Dans les années 90, passait à la télé une mini série de fables de la fontaines entièrement animées de formes géométriques: les déplacements étaient très mécaniques, on trouverait sans doute l’animation très perfectible aujourd’hui, mais ça avait son petit charme.
Récemment le jeu de société “Cubirds” présente des cartes d’oiseaux de différentes espèces dessinés à partir de formes cubiques, et tous très jolis.
Dans La fameuse invasion des ours en Sicile on retrouve la même idée: utiliser des formes stylisées pour illustrer des personnages et paysages qui a priori ne sont que courbes et asymétrie.


A quel moment notre cerveau arrive à concevoir que pour faire un visage il suffit de trois détails? Un contour, deux yeux et une bouche suffisent à nous faire comprendre qu’il y a quelqu’un face à nous.


Peu importe ce qui se passe dans notre tête, c’est toujours agréable de pouvoir découvrir des œuvres de fiction qui font preuve d’originalité et mettent en avant un vrai travail de création.

# ÉNONCÉ RÉDIGÉ
Citez le passage du texte ci-dessus sur les formes stylisées qui va de « Dans les années » jusqu'à « son petit charme. » inclus.

# DONNÉES EXTRAITES

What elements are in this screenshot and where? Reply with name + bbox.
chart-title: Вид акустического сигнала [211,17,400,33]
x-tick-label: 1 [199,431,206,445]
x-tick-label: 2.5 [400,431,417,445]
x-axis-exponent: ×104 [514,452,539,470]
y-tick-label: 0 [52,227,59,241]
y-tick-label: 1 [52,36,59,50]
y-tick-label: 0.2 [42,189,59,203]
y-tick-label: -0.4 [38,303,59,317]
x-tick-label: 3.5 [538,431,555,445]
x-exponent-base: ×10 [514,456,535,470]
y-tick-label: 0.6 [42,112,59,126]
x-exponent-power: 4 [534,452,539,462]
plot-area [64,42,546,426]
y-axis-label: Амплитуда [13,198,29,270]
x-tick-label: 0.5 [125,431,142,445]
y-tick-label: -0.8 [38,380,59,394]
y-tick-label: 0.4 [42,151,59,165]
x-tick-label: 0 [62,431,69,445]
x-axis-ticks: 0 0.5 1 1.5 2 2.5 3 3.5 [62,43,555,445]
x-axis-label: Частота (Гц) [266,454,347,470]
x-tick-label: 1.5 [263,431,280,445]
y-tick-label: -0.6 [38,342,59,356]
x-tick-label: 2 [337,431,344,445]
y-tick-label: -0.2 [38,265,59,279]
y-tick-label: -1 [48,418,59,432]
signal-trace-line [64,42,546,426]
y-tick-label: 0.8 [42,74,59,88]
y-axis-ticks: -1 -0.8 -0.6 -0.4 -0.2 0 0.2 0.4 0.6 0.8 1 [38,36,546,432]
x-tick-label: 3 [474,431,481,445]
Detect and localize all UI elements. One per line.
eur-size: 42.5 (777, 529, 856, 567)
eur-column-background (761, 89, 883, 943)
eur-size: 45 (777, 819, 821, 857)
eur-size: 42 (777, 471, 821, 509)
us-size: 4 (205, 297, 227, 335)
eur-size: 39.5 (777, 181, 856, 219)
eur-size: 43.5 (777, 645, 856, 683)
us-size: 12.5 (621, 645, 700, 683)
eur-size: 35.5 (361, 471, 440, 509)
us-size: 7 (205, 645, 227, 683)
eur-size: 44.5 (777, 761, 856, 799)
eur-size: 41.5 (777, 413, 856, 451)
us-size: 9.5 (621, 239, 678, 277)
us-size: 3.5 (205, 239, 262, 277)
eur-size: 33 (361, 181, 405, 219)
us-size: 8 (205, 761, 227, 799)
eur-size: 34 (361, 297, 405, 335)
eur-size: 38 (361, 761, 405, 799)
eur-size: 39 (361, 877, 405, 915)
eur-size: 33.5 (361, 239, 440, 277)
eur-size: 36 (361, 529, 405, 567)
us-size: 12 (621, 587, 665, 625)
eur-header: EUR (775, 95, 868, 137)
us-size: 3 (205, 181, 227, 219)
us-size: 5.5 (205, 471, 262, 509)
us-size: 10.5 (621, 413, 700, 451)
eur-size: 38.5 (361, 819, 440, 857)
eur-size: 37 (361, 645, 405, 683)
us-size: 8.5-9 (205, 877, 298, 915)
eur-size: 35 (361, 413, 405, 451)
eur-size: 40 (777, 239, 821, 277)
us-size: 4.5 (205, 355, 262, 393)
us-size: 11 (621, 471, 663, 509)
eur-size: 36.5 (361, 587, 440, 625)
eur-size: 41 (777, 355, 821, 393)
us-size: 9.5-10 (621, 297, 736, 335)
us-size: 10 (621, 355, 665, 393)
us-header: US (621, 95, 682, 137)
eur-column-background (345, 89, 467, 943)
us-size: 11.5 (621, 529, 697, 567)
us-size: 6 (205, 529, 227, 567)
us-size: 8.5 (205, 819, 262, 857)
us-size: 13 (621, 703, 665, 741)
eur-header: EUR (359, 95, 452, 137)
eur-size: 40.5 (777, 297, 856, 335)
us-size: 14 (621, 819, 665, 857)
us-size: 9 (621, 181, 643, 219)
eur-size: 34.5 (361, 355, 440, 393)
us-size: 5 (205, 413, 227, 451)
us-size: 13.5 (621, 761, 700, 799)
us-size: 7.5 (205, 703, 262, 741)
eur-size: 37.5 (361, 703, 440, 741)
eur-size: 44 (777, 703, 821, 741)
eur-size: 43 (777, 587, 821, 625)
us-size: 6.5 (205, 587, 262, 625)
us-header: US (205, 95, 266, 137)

# RÉPONSE ATTENDUE
Dans les années 90, passait à la télé une mini série de fables de la fontaines entièrement animées de formes géométriques: les déplacements étaient très mécaniques, on trouverait sans doute l’animation très perfectible aujourd’hui, mais ça avait son petit charme.